====== INFORMATION GIVEN ======

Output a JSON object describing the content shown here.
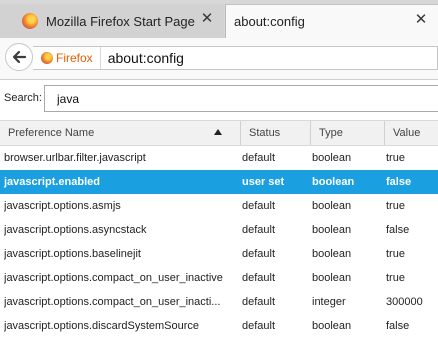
{
  "colors": {
    "accent_selection": "#1aa0e0",
    "firefox_label": "#e66000"
  },
  "tabs": [
    {
      "title": "Mozilla Firefox Start Page",
      "icon": "firefox-icon",
      "active": false
    },
    {
      "title": "about:config",
      "active": true
    }
  ],
  "navbar": {
    "back_icon": "back-arrow-icon",
    "identity_label": "Firefox",
    "url": "about:config"
  },
  "search": {
    "label": "Search:",
    "value": "java"
  },
  "table": {
    "columns": [
      "Preference Name",
      "Status",
      "Type",
      "Value"
    ],
    "sort_column": "Preference Name",
    "rows": [
      {
        "name": "browser.urlbar.filter.javascript",
        "status": "default",
        "type": "boolean",
        "value": "true"
      },
      {
        "name": "javascript.enabled",
        "status": "user set",
        "type": "boolean",
        "value": "false",
        "selected": true
      },
      {
        "name": "javascript.options.asmjs",
        "status": "default",
        "type": "boolean",
        "value": "true"
      },
      {
        "name": "javascript.options.asyncstack",
        "status": "default",
        "type": "boolean",
        "value": "false"
      },
      {
        "name": "javascript.options.baselinejit",
        "status": "default",
        "type": "boolean",
        "value": "true"
      },
      {
        "name": "javascript.options.compact_on_user_inactive",
        "status": "default",
        "type": "boolean",
        "value": "true"
      },
      {
        "name": "javascript.options.compact_on_user_inacti...",
        "status": "default",
        "type": "integer",
        "value": "300000"
      },
      {
        "name": "javascript.options.discardSystemSource",
        "status": "default",
        "type": "boolean",
        "value": "false"
      }
    ]
  }
}
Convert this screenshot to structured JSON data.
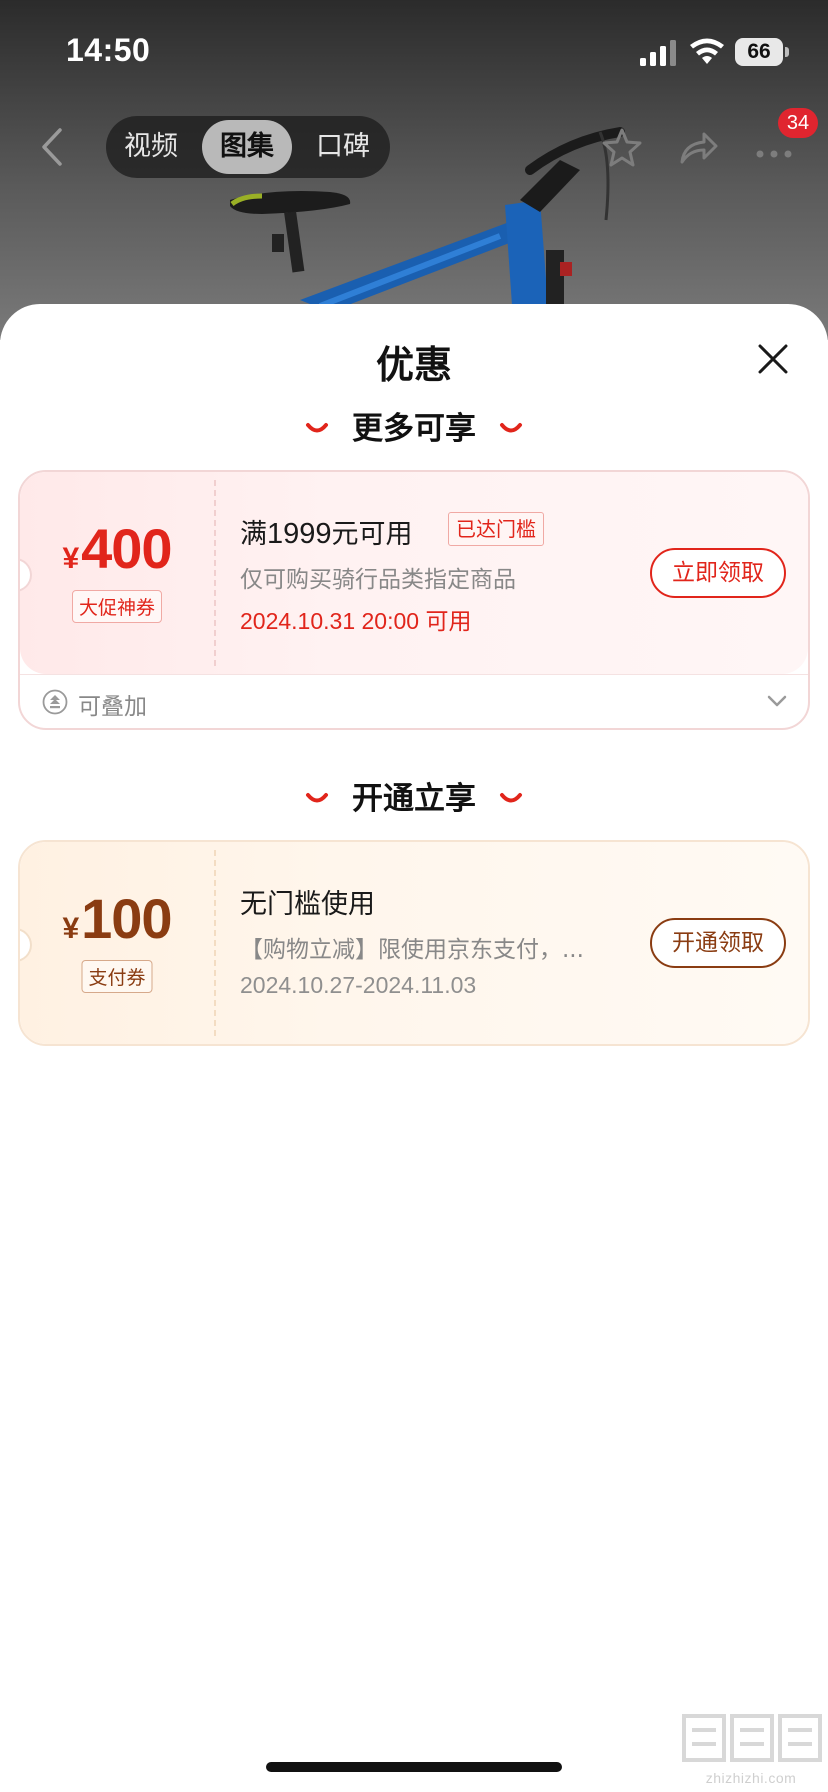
{
  "status_bar": {
    "time": "14:50",
    "battery": "66"
  },
  "nav": {
    "tabs": [
      {
        "label": "视频"
      },
      {
        "label": "图集",
        "active": true
      },
      {
        "label": "口碑"
      }
    ],
    "more_badge": "34"
  },
  "sheet": {
    "title": "优惠",
    "sections": [
      {
        "heading": "更多可享",
        "coupon": {
          "currency": "¥",
          "amount": "400",
          "type_label": "大促神券",
          "title_prefix": "满",
          "title_number": "1999",
          "title_suffix": "元可用",
          "status_tag": "已达门槛",
          "description": "仅可购买骑行品类指定商品",
          "valid_time": "2024.10.31 20:00 可用",
          "button": "立即领取",
          "stack_label": "可叠加"
        }
      },
      {
        "heading": "开通立享",
        "coupon": {
          "currency": "¥",
          "amount": "100",
          "type_label": "支付券",
          "title": "无门槛使用",
          "description": "【购物立减】限使用京东支付，...",
          "valid_time": "2024.10.27-2024.11.03",
          "button": "开通领取"
        }
      }
    ]
  },
  "watermark": {
    "text": "zhizhizhi.com"
  },
  "colors": {
    "accent_red": "#e1251b",
    "accent_brown": "#8a3c12",
    "badge_red": "#e0252f"
  }
}
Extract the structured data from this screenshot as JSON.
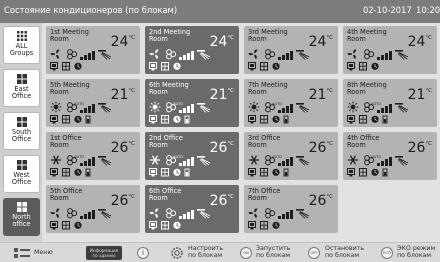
{
  "header": {
    "title": "Состояние кондиционеров (по блокам)",
    "date": "02-10-2017",
    "time": "10:20"
  },
  "sidebar": {
    "items": [
      {
        "label": "ALL\nGroups",
        "active": false
      },
      {
        "label": "East\nOffice",
        "active": false
      },
      {
        "label": "South\nOffice",
        "active": false
      },
      {
        "label": "West\nOffice",
        "active": false
      },
      {
        "label": "North\noffice",
        "active": true
      }
    ]
  },
  "units": [
    {
      "name": "1st Meeting\nRoom",
      "temp": "24",
      "unit": "°C",
      "mode": "fan",
      "selected": false
    },
    {
      "name": "2nd Meeting\nRoom",
      "temp": "24",
      "unit": "°C",
      "mode": "fan",
      "selected": true
    },
    {
      "name": "3rd Meeting\nRoom",
      "temp": "24",
      "unit": "°C",
      "mode": "fan",
      "selected": false
    },
    {
      "name": "4th Meeting\nRoom",
      "temp": "24",
      "unit": "°C",
      "mode": "fan",
      "selected": false
    },
    {
      "name": "5th Meeting\nRoom",
      "temp": "21",
      "unit": "°C",
      "mode": "heat",
      "selected": false
    },
    {
      "name": "6th Meeting\nRoom",
      "temp": "21",
      "unit": "°C",
      "mode": "heat",
      "selected": true
    },
    {
      "name": "7th Meeting\nRoom",
      "temp": "21",
      "unit": "°C",
      "mode": "heat",
      "selected": false
    },
    {
      "name": "8th Meeting\nRoom",
      "temp": "21",
      "unit": "°C",
      "mode": "heat",
      "selected": false
    },
    {
      "name": "1st Office\nRoom",
      "temp": "26",
      "unit": "°C",
      "mode": "cool",
      "selected": false
    },
    {
      "name": "2nd Office\nRoom",
      "temp": "26",
      "unit": "°C",
      "mode": "cool",
      "selected": true
    },
    {
      "name": "3rd Office\nRoom",
      "temp": "26",
      "unit": "°C",
      "mode": "cool",
      "selected": false
    },
    {
      "name": "4th Office\nRoom",
      "temp": "26",
      "unit": "°C",
      "mode": "cool",
      "selected": false
    },
    {
      "name": "5th Office\nRoom",
      "temp": "26",
      "unit": "°C",
      "mode": "fan",
      "selected": false
    },
    {
      "name": "6th Office\nRoom",
      "temp": "26",
      "unit": "°C",
      "mode": "fan",
      "selected": true
    },
    {
      "name": "7th Office\nRoom",
      "temp": "26",
      "unit": "°C",
      "mode": "fan",
      "selected": false
    }
  ],
  "fan_auto_label": "AUTO",
  "footer": {
    "menu": "Меню",
    "info": "Информация\nпо зданию",
    "setup": "Настроить\nпо блокам",
    "start": "Запустить\nпо блокам",
    "stop": "Остановить\nпо блокам",
    "eco": "ЭКО режим\nпо блокам",
    "on_badge": "ON",
    "off_badge": "OFF",
    "eco_badge": "ECO"
  },
  "colors": {
    "header": "#7c7c7c",
    "tile": "#b3b3b3",
    "tile_selected": "#6a6a6a",
    "sidebar_active": "#5b5b5b"
  }
}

======

- PROBLEM TO SOLVE
Collect every line above that contains the word "icon".

- EXERCISE SOLUTION
      "icon": "firefox-icon",
    "back_icon": "back-arrow-icon",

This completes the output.